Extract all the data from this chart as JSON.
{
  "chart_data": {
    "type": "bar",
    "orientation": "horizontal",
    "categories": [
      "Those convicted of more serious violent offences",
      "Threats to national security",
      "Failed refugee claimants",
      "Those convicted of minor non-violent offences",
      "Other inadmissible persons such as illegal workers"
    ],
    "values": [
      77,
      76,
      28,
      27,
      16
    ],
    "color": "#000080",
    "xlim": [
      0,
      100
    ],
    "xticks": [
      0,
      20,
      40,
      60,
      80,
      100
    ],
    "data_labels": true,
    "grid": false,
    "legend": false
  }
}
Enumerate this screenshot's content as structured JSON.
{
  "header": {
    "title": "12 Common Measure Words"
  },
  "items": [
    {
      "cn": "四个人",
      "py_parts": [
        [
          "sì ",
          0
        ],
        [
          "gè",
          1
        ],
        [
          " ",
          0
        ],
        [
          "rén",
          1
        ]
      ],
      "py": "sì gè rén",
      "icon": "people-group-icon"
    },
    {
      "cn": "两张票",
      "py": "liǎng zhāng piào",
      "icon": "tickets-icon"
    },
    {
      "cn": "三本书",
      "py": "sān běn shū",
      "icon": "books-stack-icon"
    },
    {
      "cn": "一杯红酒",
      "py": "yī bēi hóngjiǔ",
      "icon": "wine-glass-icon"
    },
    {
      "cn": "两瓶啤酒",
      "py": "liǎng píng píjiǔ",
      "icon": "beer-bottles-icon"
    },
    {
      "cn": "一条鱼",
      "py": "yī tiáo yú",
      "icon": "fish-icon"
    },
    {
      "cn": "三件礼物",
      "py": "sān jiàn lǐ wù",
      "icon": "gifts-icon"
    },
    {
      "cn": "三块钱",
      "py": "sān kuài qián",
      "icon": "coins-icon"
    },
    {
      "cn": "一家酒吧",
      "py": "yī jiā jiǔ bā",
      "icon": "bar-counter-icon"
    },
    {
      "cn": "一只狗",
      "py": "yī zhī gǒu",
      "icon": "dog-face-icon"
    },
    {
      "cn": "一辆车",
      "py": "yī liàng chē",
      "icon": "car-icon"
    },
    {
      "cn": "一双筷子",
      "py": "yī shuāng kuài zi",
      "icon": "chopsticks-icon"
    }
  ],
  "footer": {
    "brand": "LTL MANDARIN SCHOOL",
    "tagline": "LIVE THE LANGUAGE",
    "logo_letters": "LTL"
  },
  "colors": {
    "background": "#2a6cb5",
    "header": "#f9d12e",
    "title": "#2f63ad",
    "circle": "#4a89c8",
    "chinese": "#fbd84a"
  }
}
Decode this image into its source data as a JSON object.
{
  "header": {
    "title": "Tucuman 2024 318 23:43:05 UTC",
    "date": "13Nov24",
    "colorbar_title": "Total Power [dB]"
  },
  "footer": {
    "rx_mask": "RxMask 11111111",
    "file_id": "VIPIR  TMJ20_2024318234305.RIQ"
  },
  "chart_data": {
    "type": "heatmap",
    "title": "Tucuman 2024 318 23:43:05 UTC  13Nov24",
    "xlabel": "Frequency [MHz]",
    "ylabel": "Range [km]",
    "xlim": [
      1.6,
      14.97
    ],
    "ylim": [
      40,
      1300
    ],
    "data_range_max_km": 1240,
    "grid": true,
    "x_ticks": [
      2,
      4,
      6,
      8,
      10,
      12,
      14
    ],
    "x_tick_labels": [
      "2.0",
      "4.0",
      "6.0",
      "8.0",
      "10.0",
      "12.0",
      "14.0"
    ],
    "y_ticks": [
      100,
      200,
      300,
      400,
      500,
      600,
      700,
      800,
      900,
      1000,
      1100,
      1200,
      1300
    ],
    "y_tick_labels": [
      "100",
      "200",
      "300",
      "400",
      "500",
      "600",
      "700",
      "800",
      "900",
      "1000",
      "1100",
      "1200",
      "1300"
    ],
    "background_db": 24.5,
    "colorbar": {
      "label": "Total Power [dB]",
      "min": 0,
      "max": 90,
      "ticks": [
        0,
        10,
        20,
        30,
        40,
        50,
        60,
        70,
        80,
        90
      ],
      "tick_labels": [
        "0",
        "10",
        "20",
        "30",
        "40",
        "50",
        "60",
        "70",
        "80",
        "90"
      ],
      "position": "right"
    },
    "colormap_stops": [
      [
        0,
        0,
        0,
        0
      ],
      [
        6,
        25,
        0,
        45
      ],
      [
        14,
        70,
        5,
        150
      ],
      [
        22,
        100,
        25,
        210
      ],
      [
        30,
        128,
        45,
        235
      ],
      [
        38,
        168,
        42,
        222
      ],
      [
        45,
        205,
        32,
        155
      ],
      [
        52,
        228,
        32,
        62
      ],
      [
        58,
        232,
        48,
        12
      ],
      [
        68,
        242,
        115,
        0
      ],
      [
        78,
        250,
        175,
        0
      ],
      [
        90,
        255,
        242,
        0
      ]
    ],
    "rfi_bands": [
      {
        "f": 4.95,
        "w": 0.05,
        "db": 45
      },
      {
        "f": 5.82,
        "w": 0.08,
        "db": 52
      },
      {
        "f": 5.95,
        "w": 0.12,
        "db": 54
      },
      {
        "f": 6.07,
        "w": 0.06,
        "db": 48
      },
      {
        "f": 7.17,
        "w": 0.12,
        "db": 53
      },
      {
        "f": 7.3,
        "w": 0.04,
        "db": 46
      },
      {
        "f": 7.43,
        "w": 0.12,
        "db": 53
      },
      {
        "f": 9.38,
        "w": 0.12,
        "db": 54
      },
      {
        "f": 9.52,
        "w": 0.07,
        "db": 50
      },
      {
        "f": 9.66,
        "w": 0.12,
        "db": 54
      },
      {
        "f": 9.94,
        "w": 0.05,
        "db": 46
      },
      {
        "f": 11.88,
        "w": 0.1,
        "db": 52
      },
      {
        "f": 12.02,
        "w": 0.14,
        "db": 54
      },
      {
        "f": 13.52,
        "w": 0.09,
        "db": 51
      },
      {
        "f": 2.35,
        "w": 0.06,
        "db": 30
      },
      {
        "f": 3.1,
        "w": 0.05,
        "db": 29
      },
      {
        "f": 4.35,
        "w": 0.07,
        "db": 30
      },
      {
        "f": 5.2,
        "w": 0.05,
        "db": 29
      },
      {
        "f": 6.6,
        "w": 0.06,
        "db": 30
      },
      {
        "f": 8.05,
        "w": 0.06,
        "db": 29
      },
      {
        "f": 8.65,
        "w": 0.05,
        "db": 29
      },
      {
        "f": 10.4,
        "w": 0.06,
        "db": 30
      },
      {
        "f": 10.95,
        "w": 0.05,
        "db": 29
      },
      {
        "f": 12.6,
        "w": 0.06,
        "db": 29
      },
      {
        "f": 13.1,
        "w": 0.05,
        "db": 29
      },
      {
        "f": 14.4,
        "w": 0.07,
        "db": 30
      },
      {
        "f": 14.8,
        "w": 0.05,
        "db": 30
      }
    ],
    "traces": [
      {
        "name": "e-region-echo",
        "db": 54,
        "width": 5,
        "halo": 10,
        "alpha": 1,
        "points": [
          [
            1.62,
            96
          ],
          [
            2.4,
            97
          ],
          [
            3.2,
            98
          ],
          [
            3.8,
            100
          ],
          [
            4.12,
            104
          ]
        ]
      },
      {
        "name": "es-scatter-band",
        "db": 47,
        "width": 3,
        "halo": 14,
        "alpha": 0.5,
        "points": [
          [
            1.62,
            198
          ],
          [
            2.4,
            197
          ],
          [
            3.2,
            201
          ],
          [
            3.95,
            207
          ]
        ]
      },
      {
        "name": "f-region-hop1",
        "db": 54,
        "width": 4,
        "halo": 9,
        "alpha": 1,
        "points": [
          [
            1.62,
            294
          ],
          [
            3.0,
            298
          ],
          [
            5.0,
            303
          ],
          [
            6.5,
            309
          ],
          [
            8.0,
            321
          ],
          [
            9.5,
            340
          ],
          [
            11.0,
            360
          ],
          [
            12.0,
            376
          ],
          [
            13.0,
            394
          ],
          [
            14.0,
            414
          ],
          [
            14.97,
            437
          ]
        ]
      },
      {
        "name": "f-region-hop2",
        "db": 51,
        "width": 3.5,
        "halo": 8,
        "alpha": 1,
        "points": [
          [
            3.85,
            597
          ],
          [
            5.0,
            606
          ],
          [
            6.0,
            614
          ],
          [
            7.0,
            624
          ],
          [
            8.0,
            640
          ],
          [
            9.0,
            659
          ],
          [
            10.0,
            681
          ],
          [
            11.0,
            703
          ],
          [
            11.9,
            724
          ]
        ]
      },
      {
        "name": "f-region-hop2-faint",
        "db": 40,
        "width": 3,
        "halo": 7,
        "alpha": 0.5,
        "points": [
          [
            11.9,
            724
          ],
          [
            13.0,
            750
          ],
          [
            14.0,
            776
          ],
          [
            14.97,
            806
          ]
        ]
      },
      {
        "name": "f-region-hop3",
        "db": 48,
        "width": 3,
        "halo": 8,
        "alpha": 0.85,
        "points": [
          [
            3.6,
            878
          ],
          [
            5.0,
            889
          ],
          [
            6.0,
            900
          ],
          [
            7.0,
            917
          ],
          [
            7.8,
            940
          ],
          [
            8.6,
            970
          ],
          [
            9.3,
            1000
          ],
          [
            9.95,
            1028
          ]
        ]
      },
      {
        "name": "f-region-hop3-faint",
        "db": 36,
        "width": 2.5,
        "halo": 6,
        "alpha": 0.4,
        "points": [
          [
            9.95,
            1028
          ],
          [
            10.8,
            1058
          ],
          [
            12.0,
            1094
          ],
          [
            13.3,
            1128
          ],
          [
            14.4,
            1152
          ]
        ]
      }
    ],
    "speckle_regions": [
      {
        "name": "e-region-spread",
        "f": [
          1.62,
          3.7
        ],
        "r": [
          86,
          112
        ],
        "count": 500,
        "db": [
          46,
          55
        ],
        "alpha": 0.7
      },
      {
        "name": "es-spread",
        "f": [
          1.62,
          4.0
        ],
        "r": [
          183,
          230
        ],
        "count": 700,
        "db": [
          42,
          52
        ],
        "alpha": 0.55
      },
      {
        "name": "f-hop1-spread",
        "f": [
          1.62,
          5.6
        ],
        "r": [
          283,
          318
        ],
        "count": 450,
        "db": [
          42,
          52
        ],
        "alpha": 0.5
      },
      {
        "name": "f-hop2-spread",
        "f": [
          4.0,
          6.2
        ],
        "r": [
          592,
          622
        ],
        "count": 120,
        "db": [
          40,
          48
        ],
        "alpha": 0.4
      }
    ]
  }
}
##########
Every line in the data above that contains "offences" needs to be copied.

◆ Full response
      "Those convicted of more serious violent offences",
      "Those convicted of minor non-violent offences",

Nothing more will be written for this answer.